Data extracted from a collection

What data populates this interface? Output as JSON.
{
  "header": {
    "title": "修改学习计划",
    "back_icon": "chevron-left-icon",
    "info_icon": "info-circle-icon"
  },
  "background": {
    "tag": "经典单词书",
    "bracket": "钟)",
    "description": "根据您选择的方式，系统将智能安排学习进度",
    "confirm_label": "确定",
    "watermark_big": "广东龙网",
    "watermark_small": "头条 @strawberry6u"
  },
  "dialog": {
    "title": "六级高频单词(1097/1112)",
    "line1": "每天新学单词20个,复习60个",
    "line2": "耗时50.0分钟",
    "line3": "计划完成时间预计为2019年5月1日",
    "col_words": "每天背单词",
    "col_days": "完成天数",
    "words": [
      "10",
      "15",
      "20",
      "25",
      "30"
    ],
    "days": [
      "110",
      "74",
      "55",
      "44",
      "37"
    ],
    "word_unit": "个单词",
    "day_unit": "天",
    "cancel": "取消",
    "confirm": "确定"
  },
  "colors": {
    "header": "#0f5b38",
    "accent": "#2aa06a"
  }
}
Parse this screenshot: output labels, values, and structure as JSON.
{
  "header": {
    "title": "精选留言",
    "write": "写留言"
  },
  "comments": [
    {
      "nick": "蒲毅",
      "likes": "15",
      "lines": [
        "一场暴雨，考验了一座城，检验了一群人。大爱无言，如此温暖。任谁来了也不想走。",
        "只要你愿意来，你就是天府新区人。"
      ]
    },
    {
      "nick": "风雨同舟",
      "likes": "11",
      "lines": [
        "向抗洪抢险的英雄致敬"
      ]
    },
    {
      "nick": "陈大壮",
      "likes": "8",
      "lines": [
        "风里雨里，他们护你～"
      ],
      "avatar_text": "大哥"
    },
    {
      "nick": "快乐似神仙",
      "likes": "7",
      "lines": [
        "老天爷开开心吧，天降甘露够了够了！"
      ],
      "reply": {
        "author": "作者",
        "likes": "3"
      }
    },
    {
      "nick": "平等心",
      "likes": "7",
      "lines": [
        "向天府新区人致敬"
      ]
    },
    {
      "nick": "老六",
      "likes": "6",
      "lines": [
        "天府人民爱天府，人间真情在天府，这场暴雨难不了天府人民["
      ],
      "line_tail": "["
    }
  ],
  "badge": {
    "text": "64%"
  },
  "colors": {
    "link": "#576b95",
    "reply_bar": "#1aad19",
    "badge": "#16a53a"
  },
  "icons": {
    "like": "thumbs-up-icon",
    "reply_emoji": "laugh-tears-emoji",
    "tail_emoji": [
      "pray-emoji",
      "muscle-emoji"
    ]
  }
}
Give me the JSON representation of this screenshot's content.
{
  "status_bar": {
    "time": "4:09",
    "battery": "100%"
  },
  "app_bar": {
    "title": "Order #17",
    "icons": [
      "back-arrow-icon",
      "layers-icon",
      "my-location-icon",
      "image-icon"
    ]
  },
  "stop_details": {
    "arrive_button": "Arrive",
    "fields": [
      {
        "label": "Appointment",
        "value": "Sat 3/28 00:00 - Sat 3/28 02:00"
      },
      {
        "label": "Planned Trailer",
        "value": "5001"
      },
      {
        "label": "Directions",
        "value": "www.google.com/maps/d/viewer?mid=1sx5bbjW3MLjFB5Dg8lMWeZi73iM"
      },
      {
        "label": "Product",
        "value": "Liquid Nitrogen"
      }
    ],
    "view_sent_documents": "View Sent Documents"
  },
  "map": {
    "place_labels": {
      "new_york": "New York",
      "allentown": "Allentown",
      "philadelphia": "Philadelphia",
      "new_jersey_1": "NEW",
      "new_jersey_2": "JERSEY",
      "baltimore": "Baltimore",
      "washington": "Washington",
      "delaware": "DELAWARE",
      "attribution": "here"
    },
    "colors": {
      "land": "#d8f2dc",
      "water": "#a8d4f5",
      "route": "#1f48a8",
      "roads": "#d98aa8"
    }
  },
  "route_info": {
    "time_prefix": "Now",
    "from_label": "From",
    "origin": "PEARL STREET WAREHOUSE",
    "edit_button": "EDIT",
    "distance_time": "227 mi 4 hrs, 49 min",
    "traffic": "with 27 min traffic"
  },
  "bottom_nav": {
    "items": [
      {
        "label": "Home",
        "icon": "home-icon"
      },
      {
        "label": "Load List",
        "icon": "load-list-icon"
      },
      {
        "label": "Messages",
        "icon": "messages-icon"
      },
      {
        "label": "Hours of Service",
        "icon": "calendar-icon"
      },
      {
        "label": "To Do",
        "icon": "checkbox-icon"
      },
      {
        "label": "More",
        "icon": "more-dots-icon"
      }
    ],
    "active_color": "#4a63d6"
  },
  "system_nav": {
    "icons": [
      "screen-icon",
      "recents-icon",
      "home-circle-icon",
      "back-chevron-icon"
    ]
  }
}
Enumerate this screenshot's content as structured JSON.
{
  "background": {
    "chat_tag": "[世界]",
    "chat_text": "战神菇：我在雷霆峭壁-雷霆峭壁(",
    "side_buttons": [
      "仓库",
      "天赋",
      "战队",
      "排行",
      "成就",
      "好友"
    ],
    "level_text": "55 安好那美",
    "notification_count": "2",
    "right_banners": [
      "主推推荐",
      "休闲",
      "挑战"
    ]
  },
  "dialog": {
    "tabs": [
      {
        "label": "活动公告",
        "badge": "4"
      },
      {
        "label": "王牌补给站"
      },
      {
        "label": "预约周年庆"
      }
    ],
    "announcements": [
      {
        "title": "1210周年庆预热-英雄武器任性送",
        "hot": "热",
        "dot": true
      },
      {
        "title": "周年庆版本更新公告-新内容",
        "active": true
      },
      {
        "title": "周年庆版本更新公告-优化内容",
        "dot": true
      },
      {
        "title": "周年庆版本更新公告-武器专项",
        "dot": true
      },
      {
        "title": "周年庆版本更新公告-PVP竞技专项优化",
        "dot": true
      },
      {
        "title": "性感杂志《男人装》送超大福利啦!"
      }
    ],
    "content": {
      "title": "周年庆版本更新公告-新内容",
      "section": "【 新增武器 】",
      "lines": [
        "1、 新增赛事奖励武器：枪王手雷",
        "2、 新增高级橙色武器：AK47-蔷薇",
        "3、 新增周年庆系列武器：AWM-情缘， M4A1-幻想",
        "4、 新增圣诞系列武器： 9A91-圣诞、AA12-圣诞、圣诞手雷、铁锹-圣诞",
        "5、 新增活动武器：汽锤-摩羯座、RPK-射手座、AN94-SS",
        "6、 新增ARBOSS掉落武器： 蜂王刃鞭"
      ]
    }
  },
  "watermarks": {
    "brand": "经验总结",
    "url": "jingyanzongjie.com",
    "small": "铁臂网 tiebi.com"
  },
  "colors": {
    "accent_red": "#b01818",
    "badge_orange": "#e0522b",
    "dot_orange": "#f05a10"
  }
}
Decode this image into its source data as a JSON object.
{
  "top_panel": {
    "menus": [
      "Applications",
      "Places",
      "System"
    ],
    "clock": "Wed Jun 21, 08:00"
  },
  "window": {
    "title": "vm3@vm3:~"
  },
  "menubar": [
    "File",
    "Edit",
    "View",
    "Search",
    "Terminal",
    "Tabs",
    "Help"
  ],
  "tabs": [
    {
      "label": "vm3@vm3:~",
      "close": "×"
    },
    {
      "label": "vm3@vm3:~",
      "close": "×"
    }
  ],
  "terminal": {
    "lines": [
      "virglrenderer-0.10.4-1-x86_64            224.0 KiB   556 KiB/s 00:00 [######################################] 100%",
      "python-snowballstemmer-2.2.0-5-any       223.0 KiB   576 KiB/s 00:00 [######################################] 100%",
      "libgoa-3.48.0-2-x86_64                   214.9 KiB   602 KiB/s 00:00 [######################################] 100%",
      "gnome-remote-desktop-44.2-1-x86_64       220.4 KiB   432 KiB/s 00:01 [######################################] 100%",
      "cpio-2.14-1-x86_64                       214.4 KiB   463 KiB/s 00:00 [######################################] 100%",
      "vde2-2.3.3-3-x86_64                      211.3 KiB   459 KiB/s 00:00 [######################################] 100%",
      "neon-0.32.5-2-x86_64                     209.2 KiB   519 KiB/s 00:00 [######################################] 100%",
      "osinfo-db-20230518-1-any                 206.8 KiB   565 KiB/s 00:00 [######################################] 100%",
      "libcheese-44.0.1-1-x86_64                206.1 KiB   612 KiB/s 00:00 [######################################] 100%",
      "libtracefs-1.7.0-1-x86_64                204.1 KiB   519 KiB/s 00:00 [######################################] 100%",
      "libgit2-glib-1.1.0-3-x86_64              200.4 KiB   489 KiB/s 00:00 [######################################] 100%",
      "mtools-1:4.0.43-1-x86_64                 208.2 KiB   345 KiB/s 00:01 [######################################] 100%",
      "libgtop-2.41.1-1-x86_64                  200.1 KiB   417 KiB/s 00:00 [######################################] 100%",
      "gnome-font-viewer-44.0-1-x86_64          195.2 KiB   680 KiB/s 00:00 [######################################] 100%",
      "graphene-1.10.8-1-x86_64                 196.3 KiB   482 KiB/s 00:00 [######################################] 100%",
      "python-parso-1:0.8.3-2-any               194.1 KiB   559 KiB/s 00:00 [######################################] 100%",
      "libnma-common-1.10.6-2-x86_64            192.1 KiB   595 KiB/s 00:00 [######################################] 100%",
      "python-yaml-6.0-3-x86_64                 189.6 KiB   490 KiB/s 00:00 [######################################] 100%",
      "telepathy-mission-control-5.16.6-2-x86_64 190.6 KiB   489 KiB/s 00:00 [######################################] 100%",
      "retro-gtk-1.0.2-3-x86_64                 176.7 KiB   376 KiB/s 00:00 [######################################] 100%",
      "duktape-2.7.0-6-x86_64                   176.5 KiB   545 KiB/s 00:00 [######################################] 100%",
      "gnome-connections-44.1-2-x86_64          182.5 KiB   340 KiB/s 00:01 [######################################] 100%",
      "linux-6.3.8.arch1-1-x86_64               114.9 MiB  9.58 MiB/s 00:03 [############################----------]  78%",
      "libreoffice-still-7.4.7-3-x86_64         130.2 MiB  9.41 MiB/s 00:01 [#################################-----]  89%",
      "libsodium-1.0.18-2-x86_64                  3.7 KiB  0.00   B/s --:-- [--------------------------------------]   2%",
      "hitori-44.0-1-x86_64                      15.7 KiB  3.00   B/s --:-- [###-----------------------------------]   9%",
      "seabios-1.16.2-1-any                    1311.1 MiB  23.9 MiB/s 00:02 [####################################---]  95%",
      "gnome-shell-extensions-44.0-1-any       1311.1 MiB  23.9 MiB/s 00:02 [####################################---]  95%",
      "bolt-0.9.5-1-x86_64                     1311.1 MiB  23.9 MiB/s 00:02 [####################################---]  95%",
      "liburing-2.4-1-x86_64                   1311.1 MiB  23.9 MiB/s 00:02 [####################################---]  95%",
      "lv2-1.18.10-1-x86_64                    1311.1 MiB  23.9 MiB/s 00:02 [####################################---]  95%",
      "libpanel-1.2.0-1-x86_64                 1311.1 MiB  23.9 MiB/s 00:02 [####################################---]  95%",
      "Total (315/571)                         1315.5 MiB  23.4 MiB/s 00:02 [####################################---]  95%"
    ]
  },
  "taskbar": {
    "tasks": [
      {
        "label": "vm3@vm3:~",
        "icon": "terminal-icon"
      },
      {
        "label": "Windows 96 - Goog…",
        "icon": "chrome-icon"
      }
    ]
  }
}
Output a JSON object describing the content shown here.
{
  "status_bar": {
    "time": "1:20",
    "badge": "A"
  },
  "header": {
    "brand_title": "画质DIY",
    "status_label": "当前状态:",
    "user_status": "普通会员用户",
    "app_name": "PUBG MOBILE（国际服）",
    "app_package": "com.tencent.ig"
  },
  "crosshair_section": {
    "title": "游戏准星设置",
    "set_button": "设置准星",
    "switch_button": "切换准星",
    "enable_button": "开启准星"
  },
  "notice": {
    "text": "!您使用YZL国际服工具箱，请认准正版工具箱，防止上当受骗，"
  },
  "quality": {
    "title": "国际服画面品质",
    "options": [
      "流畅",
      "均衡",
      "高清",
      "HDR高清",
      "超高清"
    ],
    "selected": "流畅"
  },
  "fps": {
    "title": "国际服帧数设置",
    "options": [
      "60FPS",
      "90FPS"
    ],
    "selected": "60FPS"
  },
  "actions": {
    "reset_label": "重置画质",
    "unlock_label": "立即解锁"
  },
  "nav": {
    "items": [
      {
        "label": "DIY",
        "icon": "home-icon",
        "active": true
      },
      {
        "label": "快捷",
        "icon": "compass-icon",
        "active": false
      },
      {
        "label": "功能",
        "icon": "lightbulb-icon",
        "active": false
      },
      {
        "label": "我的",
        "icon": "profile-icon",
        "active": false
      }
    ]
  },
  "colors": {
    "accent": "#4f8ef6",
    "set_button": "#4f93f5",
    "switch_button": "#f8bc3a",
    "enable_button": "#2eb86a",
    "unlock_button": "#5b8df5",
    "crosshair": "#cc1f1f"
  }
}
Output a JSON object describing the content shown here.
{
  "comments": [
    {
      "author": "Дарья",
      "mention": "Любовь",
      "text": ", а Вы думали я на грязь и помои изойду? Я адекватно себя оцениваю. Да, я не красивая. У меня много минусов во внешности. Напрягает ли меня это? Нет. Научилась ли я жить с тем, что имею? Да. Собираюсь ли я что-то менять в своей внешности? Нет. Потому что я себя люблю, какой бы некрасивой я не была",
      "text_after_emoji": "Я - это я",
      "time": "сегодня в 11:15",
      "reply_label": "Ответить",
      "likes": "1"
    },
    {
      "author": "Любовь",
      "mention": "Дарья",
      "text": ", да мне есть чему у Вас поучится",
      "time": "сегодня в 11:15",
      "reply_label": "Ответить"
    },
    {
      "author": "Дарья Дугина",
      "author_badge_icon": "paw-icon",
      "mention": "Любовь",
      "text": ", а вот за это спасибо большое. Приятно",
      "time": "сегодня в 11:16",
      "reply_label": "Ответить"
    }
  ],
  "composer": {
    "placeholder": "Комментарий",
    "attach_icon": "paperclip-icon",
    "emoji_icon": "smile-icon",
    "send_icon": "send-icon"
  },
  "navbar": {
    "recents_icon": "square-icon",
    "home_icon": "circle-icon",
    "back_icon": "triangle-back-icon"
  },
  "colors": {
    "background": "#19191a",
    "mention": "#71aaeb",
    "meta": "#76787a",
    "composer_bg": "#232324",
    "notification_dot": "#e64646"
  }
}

Stated task.
Scan the lines above for "python", then copy every one that has it.

Answer to the task.
      "python-snowballstemmer-2.2.0-5-any       223.0 KiB   576 KiB/s 00:00 [######################################] 100%",
      "python-parso-1:0.8.3-2-any               194.1 KiB   559 KiB/s 00:00 [######################################] 100%",
      "python-yaml-6.0-3-x86_64                 189.6 KiB   490 KiB/s 00:00 [######################################] 100%",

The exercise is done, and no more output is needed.